* [WHAT THE EXERCISE ASKS] Can you give all the records again without altering a single character?

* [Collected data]

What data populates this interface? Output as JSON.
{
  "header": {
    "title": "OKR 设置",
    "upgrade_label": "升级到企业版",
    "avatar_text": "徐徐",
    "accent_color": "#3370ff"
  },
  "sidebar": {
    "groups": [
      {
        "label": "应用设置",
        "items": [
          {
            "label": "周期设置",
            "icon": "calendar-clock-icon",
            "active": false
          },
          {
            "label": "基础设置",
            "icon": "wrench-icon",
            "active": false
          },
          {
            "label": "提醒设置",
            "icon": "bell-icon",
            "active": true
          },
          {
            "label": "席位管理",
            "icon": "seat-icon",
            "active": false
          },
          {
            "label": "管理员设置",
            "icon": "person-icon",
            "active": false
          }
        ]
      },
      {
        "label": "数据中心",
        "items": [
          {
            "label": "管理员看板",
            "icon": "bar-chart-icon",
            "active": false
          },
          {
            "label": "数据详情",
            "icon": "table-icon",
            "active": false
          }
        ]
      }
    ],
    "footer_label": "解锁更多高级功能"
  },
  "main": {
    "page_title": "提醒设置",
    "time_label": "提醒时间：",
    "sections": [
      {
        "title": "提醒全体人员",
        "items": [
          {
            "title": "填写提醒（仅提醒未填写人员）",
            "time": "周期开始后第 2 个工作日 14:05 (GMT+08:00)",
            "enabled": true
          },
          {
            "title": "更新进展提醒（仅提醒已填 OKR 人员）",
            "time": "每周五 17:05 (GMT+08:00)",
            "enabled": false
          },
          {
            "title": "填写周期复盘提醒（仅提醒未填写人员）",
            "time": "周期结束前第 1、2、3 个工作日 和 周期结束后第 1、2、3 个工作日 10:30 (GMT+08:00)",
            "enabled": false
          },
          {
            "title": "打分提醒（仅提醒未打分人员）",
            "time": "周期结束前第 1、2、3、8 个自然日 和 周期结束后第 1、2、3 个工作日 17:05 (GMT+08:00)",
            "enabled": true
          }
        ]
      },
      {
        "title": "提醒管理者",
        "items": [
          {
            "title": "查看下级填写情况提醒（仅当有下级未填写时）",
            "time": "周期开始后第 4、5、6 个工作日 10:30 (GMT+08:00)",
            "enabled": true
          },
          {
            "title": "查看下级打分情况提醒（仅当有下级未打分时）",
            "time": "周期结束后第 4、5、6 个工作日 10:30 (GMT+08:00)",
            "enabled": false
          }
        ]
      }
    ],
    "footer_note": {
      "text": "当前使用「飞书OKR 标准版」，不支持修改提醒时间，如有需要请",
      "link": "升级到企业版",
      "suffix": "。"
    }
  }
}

* [RESULT]
What data populates this interface? Output as JSON.
{
  "header": {
    "title": "OKR 设置",
    "upgrade_label": "升级到企业版",
    "avatar_text": "徐徐",
    "accent_color": "#3370ff"
  },
  "sidebar": {
    "groups": [
      {
        "label": "应用设置",
        "items": [
          {
            "label": "周期设置",
            "icon": "calendar-clock-icon",
            "active": false
          },
          {
            "label": "基础设置",
            "icon": "wrench-icon",
            "active": false
          },
          {
            "label": "提醒设置",
            "icon": "bell-icon",
            "active": true
          },
          {
            "label": "席位管理",
            "icon": "seat-icon",
            "active": false
          },
          {
            "label": "管理员设置",
            "icon": "person-icon",
            "active": false
          }
        ]
      },
      {
        "label": "数据中心",
        "items": [
          {
            "label": "管理员看板",
            "icon": "bar-chart-icon",
            "active": false
          },
          {
            "label": "数据详情",
            "icon": "table-icon",
            "active": false
          }
        ]
      }
    ],
    "footer_label": "解锁更多高级功能"
  },
  "main": {
    "page_title": "提醒设置",
    "time_label": "提醒时间：",
    "sections": [
      {
        "title": "提醒全体人员",
        "items": [
          {
            "title": "填写提醒（仅提醒未填写人员）",
            "time": "周期开始后第 2 个工作日 14:05 (GMT+08:00)",
            "enabled": true
          },
          {
            "title": "更新进展提醒（仅提醒已填 OKR 人员）",
            "time": "每周五 17:05 (GMT+08:00)",
            "enabled": false
          },
          {
            "title": "填写周期复盘提醒（仅提醒未填写人员）",
            "time": "周期结束前第 1、2、3 个工作日 和 周期结束后第 1、2、3 个工作日 10:30 (GMT+08:00)",
            "enabled": false
          },
          {
            "title": "打分提醒（仅提醒未打分人员）",
            "time": "周期结束前第 1、2、3、8 个自然日 和 周期结束后第 1、2、3 个工作日 17:05 (GMT+08:00)",
            "enabled": true
          }
        ]
      },
      {
        "title": "提醒管理者",
        "items": [
          {
            "title": "查看下级填写情况提醒（仅当有下级未填写时）",
            "time": "周期开始后第 4、5、6 个工作日 10:30 (GMT+08:00)",
            "enabled": true
          },
          {
            "title": "查看下级打分情况提醒（仅当有下级未打分时）",
            "time": "周期结束后第 4、5、6 个工作日 10:30 (GMT+08:00)",
            "enabled": false
          }
        ]
      }
    ],
    "footer_note": {
      "text": "当前使用「飞书OKR 标准版」，不支持修改提醒时间，如有需要请",
      "link": "升级到企业版",
      "suffix": "。"
    }
  }
}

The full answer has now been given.